Listings of layout items with their boxes:
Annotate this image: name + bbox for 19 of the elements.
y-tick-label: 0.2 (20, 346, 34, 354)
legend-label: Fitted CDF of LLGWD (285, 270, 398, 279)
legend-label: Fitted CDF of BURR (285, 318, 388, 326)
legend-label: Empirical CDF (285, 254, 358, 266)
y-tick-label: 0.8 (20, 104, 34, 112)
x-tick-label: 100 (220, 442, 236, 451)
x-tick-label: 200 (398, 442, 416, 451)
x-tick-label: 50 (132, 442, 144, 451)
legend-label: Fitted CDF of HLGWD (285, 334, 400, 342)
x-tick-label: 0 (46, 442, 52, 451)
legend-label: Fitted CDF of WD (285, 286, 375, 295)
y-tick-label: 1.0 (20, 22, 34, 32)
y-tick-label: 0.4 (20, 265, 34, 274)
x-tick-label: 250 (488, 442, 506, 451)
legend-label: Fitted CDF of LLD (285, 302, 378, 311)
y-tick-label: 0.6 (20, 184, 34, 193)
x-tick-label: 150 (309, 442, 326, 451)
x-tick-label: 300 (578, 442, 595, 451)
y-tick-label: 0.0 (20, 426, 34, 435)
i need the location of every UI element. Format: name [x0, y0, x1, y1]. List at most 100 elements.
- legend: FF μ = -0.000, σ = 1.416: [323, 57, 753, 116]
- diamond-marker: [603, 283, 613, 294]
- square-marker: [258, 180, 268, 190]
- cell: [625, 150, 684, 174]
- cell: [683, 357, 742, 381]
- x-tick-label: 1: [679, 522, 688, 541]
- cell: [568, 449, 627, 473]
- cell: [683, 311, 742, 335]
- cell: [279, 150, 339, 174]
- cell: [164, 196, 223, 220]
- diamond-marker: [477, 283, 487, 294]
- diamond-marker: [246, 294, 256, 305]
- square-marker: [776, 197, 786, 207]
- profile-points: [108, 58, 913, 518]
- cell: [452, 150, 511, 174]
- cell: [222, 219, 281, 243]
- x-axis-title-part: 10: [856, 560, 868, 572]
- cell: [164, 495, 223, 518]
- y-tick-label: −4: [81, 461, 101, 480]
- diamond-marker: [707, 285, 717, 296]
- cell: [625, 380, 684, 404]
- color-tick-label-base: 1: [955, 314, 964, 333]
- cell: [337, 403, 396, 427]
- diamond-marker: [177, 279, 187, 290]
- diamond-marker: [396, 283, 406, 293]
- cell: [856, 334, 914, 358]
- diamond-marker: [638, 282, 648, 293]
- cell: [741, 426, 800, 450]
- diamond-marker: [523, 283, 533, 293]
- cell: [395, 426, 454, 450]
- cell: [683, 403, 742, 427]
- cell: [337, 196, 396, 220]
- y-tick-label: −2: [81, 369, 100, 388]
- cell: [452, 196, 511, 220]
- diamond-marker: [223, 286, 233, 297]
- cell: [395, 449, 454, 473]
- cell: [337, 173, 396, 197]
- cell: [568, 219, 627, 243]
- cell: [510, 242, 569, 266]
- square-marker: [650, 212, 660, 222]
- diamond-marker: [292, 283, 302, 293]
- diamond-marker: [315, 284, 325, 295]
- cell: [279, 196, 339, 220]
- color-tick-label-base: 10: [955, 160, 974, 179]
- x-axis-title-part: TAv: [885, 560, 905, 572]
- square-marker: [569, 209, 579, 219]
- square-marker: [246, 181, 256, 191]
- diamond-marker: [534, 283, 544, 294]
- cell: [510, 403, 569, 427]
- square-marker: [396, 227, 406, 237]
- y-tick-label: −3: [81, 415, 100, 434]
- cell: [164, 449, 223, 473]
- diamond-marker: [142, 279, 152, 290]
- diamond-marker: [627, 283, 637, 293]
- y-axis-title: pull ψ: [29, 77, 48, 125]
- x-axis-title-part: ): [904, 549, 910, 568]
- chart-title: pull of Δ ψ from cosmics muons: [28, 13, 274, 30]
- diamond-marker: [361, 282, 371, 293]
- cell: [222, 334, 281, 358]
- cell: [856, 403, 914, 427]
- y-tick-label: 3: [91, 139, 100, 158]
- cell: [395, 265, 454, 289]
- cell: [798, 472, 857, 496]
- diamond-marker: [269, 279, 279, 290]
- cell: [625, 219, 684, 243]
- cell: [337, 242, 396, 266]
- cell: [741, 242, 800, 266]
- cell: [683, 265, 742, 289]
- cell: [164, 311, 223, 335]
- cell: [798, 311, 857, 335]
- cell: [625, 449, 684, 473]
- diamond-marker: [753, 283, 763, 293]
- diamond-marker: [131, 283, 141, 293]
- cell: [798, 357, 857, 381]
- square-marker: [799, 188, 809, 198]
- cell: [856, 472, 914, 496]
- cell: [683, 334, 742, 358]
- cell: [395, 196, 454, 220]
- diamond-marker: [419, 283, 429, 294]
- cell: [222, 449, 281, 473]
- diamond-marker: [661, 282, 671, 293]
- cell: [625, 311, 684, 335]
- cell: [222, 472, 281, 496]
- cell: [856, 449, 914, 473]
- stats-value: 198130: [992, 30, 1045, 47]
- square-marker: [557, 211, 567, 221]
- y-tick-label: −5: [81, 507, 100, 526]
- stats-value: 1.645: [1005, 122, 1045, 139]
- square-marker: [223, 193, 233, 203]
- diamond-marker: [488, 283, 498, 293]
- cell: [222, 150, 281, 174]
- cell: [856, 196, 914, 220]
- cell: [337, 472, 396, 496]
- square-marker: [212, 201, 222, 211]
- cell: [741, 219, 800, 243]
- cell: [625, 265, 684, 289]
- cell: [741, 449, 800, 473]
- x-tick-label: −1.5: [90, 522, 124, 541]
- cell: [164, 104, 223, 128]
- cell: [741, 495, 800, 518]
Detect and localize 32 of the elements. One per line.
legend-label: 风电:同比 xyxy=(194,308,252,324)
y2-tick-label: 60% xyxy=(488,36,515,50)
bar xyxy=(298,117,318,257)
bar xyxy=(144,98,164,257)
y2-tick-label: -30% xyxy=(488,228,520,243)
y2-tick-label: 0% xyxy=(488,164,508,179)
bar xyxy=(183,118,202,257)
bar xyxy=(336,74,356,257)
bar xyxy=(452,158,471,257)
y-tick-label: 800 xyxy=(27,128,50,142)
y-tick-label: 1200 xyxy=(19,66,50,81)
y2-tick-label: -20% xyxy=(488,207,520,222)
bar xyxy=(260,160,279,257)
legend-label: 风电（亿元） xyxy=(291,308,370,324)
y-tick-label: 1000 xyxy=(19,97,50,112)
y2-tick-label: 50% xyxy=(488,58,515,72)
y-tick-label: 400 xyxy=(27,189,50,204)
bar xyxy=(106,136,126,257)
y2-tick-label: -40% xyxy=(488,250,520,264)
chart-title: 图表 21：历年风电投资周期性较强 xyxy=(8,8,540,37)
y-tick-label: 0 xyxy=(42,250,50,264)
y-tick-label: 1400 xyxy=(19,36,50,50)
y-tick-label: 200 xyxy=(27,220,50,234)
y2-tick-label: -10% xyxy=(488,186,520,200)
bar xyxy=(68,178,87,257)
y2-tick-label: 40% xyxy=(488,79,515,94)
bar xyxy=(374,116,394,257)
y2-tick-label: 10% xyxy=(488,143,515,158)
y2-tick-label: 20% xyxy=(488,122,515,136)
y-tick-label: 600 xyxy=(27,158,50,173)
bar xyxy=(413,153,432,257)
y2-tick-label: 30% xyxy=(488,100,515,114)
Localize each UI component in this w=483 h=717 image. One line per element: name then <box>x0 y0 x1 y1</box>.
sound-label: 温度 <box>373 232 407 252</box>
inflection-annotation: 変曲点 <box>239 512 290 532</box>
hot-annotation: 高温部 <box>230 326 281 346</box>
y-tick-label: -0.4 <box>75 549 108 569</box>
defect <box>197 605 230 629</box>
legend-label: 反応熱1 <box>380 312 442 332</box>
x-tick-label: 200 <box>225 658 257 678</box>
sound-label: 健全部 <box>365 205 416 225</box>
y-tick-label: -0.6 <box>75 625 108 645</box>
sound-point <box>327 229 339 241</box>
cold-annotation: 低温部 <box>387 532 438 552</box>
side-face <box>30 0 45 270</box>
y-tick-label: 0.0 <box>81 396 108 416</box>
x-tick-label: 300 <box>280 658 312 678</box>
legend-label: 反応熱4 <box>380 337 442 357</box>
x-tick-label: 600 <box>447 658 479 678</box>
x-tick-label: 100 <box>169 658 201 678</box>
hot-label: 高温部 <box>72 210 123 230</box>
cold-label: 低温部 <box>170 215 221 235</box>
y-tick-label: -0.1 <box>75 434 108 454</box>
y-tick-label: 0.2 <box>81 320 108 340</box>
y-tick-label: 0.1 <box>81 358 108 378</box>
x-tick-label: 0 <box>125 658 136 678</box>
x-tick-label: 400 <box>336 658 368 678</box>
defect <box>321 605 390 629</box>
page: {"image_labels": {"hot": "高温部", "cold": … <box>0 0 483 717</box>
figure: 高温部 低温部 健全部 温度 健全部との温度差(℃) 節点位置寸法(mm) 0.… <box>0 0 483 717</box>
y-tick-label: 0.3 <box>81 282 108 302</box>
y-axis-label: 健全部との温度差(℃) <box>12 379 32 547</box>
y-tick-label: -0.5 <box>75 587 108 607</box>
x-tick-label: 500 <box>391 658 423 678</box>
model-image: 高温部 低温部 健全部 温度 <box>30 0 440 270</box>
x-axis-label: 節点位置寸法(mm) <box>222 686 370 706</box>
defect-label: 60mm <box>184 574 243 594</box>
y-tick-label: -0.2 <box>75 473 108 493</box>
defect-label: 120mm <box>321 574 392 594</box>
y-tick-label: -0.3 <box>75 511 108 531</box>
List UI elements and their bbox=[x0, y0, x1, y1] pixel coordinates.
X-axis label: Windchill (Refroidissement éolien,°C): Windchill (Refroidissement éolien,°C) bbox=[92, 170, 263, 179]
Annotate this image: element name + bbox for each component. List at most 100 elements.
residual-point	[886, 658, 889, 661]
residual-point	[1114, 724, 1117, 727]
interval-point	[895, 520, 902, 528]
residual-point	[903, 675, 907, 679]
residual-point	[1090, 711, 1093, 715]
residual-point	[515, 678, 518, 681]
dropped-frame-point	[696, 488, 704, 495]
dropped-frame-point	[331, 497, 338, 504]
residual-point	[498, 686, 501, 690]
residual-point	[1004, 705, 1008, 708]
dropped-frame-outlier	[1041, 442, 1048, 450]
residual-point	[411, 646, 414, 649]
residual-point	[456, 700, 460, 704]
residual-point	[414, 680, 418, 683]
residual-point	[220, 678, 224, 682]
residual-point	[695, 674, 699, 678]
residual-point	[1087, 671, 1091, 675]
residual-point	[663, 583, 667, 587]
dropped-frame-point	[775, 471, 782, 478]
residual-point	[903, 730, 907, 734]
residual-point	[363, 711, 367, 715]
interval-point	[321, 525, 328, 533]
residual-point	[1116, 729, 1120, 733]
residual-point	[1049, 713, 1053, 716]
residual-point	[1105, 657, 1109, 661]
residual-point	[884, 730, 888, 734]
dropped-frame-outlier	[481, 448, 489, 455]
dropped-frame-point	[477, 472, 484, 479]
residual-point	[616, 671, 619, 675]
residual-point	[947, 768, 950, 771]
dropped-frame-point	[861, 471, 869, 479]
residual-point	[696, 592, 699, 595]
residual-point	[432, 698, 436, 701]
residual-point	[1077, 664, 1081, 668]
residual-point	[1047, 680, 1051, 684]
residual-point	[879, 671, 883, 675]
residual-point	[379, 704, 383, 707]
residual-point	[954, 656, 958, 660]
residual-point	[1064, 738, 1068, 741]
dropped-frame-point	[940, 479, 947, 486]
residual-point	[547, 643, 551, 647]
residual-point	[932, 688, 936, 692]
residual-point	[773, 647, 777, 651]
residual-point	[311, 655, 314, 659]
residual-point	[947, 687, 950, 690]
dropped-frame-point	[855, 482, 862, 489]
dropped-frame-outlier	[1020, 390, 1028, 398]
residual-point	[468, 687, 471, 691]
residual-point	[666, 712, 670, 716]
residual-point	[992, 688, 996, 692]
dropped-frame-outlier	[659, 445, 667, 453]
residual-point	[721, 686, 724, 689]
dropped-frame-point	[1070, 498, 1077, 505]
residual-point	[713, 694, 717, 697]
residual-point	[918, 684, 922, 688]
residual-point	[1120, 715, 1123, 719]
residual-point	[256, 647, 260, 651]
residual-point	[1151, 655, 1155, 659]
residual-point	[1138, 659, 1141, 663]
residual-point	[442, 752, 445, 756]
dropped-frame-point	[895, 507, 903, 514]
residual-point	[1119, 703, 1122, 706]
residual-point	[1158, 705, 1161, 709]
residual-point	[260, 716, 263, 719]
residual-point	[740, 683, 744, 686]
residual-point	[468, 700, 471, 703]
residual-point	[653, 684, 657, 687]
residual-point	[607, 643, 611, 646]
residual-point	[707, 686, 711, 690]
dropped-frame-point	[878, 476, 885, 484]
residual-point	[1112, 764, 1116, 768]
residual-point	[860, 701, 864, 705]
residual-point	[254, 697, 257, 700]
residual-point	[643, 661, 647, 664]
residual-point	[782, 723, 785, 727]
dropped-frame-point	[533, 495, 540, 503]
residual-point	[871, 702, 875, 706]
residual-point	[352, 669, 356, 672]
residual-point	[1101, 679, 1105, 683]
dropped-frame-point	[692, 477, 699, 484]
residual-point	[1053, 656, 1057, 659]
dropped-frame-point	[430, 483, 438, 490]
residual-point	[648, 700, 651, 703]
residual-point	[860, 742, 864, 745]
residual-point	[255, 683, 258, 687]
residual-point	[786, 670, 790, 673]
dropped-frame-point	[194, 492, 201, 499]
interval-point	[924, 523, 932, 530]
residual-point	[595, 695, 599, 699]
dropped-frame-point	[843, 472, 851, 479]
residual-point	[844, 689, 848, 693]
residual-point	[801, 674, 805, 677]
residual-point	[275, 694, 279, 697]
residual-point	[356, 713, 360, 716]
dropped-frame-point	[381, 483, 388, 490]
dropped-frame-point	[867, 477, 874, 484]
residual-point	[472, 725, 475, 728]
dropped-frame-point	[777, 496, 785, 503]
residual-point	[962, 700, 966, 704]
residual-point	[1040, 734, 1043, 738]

Request -
Copy out the entries above word for word, starting at the very first line and ending with the line that contains "y-tick-label: 0.8 (20, 104, 34, 112)".

Result of the task -
Annotate this image: name + bbox for 19 of the elements.
y-tick-label: 0.2 (20, 346, 34, 354)
legend-label: Fitted CDF of LLGWD (285, 270, 398, 279)
legend-label: Fitted CDF of BURR (285, 318, 388, 326)
legend-label: Empirical CDF (285, 254, 358, 266)
y-tick-label: 0.8 (20, 104, 34, 112)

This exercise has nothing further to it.